Aim: List the lines of this listing that hold the word "South".

■ ■ ■

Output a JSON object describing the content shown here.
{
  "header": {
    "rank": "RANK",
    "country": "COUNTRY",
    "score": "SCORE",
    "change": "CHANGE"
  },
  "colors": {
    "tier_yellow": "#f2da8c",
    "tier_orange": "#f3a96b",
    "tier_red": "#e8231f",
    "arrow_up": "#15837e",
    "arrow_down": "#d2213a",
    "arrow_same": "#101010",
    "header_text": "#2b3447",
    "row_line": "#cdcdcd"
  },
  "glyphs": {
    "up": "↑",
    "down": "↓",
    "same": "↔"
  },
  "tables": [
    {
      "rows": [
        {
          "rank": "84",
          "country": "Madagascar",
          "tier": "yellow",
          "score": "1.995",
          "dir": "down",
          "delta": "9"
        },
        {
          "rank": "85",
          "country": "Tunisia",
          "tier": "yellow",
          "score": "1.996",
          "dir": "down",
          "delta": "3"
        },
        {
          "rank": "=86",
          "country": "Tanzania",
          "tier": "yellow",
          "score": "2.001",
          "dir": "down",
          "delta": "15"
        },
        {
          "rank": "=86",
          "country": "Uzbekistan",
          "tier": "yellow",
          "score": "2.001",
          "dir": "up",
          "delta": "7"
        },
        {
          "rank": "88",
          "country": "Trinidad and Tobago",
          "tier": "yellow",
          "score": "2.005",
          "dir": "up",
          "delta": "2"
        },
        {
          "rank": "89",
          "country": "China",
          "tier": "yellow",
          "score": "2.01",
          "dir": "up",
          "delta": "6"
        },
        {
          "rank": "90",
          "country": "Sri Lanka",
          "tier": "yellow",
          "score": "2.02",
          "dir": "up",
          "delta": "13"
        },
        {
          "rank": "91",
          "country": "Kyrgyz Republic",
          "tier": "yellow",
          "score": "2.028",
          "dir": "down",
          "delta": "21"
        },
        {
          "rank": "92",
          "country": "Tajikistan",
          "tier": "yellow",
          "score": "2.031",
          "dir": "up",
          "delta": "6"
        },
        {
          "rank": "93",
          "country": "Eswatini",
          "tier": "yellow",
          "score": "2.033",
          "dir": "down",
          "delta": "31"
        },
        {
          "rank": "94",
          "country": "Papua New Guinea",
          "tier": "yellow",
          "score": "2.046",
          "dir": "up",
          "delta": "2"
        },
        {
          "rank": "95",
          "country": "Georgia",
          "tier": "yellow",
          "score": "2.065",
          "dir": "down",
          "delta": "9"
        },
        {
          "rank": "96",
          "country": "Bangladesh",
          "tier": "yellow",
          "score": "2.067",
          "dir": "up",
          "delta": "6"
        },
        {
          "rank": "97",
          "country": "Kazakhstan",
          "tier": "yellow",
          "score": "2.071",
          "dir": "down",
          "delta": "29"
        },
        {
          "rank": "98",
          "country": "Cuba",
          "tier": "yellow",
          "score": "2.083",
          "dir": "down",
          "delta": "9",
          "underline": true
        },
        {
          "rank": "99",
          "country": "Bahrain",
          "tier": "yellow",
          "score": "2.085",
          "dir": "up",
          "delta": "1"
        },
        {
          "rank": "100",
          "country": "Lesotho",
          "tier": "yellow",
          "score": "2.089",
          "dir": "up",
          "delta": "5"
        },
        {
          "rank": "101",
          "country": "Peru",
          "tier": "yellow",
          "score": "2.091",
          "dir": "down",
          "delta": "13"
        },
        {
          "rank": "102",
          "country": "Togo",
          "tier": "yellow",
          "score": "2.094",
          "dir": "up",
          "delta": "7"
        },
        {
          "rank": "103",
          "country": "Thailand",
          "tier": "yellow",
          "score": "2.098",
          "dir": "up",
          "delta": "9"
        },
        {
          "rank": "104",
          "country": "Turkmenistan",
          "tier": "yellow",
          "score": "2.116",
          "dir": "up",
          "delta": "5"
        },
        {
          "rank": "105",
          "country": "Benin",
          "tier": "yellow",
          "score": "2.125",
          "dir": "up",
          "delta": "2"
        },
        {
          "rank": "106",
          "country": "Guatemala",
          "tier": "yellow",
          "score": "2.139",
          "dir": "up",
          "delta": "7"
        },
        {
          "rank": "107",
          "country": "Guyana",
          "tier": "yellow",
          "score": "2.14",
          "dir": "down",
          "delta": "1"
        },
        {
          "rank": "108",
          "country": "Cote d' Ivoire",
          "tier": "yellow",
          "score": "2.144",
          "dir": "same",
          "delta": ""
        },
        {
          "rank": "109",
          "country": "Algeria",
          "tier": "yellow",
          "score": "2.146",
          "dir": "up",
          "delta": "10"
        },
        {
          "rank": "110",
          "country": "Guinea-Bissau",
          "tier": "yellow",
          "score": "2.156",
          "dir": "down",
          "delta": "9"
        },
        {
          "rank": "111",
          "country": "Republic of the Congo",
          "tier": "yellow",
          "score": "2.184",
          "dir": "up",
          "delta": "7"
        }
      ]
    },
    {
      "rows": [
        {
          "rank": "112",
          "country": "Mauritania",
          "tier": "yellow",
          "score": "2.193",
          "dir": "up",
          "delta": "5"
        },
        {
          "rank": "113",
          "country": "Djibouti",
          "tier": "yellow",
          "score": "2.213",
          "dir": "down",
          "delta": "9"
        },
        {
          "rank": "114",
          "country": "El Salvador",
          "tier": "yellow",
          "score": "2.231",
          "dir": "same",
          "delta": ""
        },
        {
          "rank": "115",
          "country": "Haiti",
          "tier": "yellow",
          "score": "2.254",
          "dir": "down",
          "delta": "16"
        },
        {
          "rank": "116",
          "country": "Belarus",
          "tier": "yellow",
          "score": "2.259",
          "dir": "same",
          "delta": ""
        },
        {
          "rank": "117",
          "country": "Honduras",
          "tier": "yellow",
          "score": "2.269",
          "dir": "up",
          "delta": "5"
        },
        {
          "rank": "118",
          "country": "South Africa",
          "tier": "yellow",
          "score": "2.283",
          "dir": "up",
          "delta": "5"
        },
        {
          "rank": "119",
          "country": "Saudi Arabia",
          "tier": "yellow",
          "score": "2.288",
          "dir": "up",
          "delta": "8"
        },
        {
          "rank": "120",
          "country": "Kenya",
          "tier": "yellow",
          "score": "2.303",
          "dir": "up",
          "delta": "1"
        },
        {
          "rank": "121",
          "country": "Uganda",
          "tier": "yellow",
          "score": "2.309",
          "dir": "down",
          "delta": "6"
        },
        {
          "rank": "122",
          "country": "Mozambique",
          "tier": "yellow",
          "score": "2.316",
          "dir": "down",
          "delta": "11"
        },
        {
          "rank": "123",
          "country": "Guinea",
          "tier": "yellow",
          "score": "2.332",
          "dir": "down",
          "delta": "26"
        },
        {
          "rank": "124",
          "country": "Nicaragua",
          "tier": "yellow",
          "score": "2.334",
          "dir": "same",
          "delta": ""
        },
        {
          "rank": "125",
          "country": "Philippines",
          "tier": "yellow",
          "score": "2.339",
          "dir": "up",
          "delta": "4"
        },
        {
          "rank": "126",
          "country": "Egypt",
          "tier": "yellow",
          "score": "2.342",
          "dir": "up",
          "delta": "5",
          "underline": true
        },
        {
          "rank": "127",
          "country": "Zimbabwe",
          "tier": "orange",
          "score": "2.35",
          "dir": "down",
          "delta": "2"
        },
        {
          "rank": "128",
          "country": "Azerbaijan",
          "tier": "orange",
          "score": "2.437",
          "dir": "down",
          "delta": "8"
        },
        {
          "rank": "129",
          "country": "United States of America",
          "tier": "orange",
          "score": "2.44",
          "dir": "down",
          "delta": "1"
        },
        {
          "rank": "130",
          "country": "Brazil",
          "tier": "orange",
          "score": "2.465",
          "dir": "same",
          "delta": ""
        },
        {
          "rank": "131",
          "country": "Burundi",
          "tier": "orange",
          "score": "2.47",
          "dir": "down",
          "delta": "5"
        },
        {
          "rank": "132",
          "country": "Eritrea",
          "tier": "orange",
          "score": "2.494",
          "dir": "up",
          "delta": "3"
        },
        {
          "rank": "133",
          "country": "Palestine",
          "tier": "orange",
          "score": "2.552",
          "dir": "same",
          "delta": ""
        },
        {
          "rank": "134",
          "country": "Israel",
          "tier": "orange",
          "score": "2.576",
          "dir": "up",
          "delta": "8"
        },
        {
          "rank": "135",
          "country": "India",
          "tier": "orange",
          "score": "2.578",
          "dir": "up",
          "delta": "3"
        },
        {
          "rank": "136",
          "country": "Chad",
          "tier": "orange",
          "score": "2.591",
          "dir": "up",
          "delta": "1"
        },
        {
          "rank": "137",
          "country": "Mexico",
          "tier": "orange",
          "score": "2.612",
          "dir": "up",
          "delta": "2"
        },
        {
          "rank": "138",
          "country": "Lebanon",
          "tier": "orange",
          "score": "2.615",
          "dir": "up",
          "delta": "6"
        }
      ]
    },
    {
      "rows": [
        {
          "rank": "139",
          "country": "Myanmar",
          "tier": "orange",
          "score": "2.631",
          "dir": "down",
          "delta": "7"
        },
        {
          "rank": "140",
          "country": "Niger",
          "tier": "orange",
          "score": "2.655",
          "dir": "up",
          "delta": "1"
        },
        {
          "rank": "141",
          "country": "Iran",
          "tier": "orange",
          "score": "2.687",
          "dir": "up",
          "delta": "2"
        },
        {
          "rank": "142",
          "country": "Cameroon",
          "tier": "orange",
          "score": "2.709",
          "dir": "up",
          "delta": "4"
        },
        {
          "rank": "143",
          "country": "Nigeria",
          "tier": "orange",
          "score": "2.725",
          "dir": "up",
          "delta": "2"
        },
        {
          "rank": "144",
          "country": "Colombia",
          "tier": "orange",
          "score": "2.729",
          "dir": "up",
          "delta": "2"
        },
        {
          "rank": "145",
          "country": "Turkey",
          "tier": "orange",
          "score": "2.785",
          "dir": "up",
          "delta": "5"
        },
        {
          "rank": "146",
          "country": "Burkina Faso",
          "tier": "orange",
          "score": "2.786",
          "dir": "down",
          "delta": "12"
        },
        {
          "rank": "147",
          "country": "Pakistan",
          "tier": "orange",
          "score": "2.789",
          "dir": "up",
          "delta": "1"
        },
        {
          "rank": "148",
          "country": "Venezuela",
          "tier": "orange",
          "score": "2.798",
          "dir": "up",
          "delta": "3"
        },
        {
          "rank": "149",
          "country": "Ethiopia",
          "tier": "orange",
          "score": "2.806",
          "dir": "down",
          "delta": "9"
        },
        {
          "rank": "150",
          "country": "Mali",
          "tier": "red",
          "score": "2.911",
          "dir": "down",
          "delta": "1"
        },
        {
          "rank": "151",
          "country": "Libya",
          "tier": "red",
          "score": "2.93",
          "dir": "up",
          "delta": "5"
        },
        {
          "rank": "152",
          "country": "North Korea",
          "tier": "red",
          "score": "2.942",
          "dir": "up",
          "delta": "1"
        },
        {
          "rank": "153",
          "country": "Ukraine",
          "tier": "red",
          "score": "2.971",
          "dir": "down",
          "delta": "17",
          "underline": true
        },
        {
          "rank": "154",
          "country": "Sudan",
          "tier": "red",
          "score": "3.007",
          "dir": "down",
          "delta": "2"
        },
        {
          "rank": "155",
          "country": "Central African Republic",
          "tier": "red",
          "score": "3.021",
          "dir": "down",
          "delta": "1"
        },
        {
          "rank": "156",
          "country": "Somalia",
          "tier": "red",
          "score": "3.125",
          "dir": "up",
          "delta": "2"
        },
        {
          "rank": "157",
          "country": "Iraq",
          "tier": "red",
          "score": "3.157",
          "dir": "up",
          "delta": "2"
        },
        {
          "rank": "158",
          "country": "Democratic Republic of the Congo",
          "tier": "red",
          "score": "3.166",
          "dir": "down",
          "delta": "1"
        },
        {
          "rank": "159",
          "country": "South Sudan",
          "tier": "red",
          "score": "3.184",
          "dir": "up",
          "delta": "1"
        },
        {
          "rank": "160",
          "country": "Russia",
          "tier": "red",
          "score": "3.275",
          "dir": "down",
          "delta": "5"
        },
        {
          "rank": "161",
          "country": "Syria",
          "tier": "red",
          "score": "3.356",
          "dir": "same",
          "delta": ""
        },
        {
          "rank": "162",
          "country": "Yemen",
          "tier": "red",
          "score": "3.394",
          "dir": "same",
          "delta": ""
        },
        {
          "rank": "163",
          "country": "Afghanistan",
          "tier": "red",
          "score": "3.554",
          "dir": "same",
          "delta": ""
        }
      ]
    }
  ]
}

■ ■ ■

Task solution:
          "country": "South Africa",
          "country": "South Sudan",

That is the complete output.